[START Extracted data]

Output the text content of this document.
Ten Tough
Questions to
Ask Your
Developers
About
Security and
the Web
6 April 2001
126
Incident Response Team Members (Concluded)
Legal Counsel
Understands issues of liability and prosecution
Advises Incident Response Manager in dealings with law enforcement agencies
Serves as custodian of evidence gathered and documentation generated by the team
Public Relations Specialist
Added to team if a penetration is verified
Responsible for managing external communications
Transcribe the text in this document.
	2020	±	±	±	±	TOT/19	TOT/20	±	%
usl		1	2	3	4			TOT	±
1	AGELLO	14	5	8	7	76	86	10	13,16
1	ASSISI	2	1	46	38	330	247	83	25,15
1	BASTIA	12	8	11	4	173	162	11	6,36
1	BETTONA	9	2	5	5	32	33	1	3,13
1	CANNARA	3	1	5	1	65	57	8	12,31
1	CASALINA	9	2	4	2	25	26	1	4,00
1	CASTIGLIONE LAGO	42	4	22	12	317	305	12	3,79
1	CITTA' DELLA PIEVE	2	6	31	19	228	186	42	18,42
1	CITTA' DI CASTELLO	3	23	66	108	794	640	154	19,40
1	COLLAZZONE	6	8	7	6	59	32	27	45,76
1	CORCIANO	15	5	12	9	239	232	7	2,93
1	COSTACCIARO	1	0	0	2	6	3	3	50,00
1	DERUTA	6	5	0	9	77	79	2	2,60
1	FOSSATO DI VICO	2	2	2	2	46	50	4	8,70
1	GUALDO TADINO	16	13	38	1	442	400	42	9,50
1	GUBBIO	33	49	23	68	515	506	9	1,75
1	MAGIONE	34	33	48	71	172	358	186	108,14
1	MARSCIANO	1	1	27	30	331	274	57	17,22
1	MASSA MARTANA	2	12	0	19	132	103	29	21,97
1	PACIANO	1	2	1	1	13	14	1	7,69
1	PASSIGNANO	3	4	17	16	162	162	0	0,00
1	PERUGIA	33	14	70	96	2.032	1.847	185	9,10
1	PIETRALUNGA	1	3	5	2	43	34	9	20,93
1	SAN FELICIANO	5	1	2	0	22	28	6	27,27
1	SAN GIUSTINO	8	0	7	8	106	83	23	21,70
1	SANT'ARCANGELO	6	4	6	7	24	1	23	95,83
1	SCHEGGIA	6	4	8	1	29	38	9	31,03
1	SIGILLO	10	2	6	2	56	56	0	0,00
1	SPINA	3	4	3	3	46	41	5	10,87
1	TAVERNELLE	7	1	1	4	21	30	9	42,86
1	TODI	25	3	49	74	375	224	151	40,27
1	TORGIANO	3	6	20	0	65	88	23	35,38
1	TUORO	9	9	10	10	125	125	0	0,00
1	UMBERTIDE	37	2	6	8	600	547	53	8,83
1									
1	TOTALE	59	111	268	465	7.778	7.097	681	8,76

[END Extracted data]

Make a verbatim copy of every entry shown above.

Task response:
Output the text content of this document.
Ten Tough
Questions to
Ask Your
Developers
About
Security and
the Web
6 April 2001
126
Incident Response Team Members (Concluded)
Legal Counsel
Understands issues of liability and prosecution
Advises Incident Response Manager in dealings with law enforcement agencies
Serves as custodian of evidence gathered and documentation generated by the team
Public Relations Specialist
Added to team if a penetration is verified
Responsible for managing external communications
Transcribe the text in this document.
	2020	±	±	±	±	TOT/19	TOT/20	±	%
usl		1	2	3	4			TOT	±
1	AGELLO	14	5	8	7	76	86	10	13,16
1	ASSISI	2	1	46	38	330	247	83	25,15
1	BASTIA	12	8	11	4	173	162	11	6,36
1	BETTONA	9	2	5	5	32	33	1	3,13
1	CANNARA	3	1	5	1	65	57	8	12,31
1	CASALINA	9	2	4	2	25	26	1	4,00
1	CASTIGLIONE LAGO	42	4	22	12	317	305	12	3,79
1	CITTA' DELLA PIEVE	2	6	31	19	228	186	42	18,42
1	CITTA' DI CASTELLO	3	23	66	108	794	640	154	19,40
1	COLLAZZONE	6	8	7	6	59	32	27	45,76
1	CORCIANO	15	5	12	9	239	232	7	2,93
1	COSTACCIARO	1	0	0	2	6	3	3	50,00
1	DERUTA	6	5	0	9	77	79	2	2,60
1	FOSSATO DI VICO	2	2	2	2	46	50	4	8,70
1	GUALDO TADINO	16	13	38	1	442	400	42	9,50
1	GUBBIO	33	49	23	68	515	506	9	1,75
1	MAGIONE	34	33	48	71	172	358	186	108,14
1	MARSCIANO	1	1	27	30	331	274	57	17,22
1	MASSA MARTANA	2	12	0	19	132	103	29	21,97
1	PACIANO	1	2	1	1	13	14	1	7,69
1	PASSIGNANO	3	4	17	16	162	162	0	0,00
1	PERUGIA	33	14	70	96	2.032	1.847	185	9,10
1	PIETRALUNGA	1	3	5	2	43	34	9	20,93
1	SAN FELICIANO	5	1	2	0	22	28	6	27,27
1	SAN GIUSTINO	8	0	7	8	106	83	23	21,70
1	SANT'ARCANGELO	6	4	6	7	24	1	23	95,83
1	SCHEGGIA	6	4	8	1	29	38	9	31,03
1	SIGILLO	10	2	6	2	56	56	0	0,00
1	SPINA	3	4	3	3	46	41	5	10,87
1	TAVERNELLE	7	1	1	4	21	30	9	42,86
1	TODI	25	3	49	74	375	224	151	40,27
1	TORGIANO	3	6	20	0	65	88	23	35,38
1	TUORO	9	9	10	10	125	125	0	0,00
1	UMBERTIDE	37	2	6	8	600	547	53	8,83
1									
1	TOTALE	59	111	268	465	7.778	7.097	681	8,76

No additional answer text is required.